* [Written instruction] All the data below goes into the copy word for word, but the pictures don't.

== Dataset records

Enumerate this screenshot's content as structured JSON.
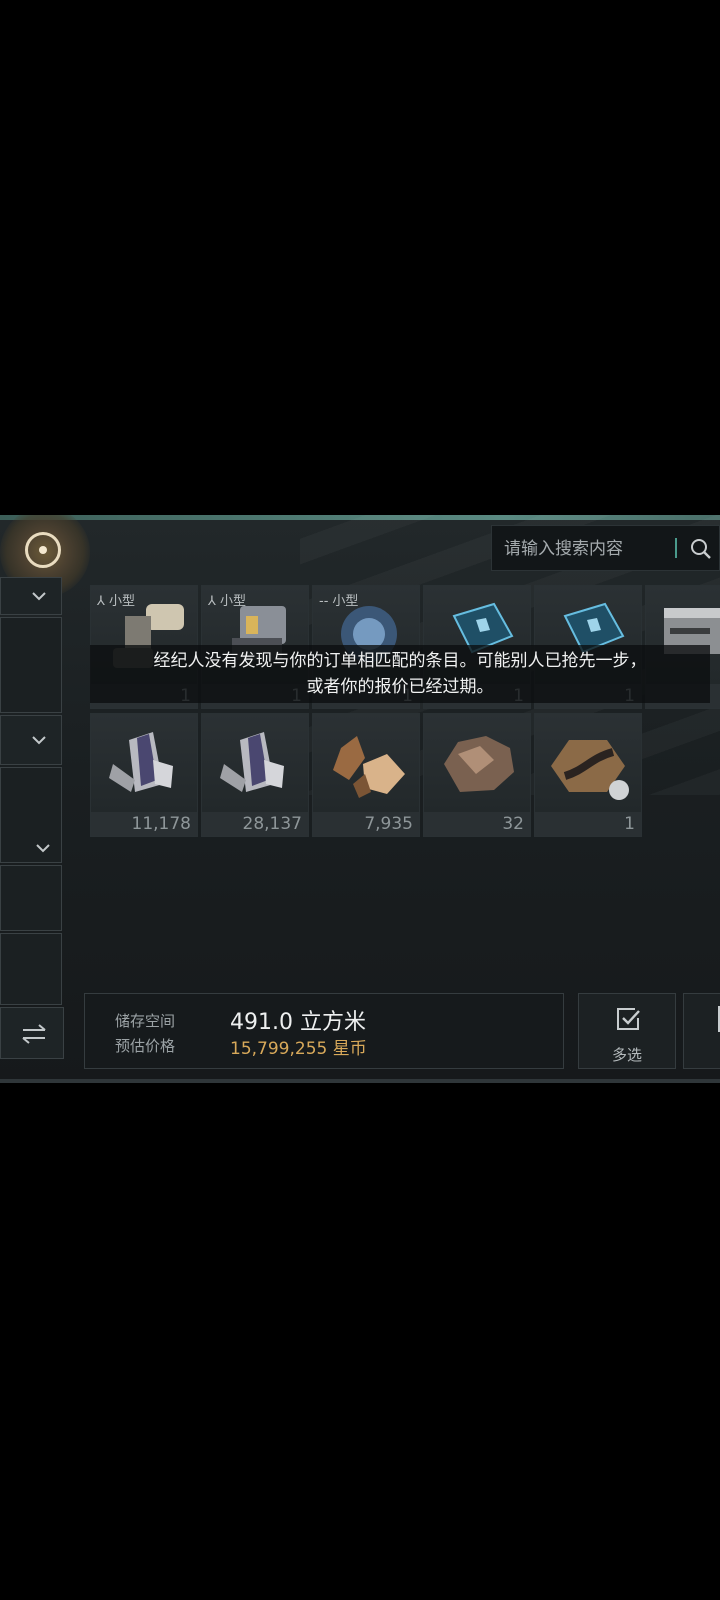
{
  "search": {
    "placeholder": "请输入搜索内容"
  },
  "tooltip": {
    "line1": "经纪人没有发现与你的订单相匹配的条目。可能别人已抢先一步，",
    "line2": "或者你的报价已经过期。"
  },
  "row1": [
    {
      "size_label": "小型",
      "qty": "1"
    },
    {
      "size_label": "小型",
      "qty": "1"
    },
    {
      "size_label": "小型",
      "qty": "1"
    },
    {
      "size_label": "",
      "qty": "1"
    },
    {
      "size_label": "",
      "qty": "1"
    },
    {
      "size_label": "",
      "qty": ""
    }
  ],
  "row2": [
    {
      "qty": "11,178"
    },
    {
      "qty": "28,137"
    },
    {
      "qty": "7,935"
    },
    {
      "qty": "32"
    },
    {
      "qty": "1"
    }
  ],
  "storage": {
    "space_label": "储存空间",
    "space_value": "491.0 立方米",
    "price_label": "预估价格",
    "price_value": "15,799,255 星币"
  },
  "buttons": {
    "multi_select": "多选"
  },
  "colors": {
    "accent": "#4e7a72",
    "price": "#d8a95a"
  }
}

====

* [Expected answer]
Enumerate this screenshot's content as structured JSON.
{
  "search": {
    "placeholder": "请输入搜索内容"
  },
  "tooltip": {
    "line1": "经纪人没有发现与你的订单相匹配的条目。可能别人已抢先一步，",
    "line2": "或者你的报价已经过期。"
  },
  "row1": [
    {
      "size_label": "小型",
      "qty": "1"
    },
    {
      "size_label": "小型",
      "qty": "1"
    },
    {
      "size_label": "小型",
      "qty": "1"
    },
    {
      "size_label": "",
      "qty": "1"
    },
    {
      "size_label": "",
      "qty": "1"
    },
    {
      "size_label": "",
      "qty": ""
    }
  ],
  "row2": [
    {
      "qty": "11,178"
    },
    {
      "qty": "28,137"
    },
    {
      "qty": "7,935"
    },
    {
      "qty": "32"
    },
    {
      "qty": "1"
    }
  ],
  "storage": {
    "space_label": "储存空间",
    "space_value": "491.0 立方米",
    "price_label": "预估价格",
    "price_value": "15,799,255 星币"
  },
  "buttons": {
    "multi_select": "多选"
  },
  "colors": {
    "accent": "#4e7a72",
    "price": "#d8a95a"
  }
}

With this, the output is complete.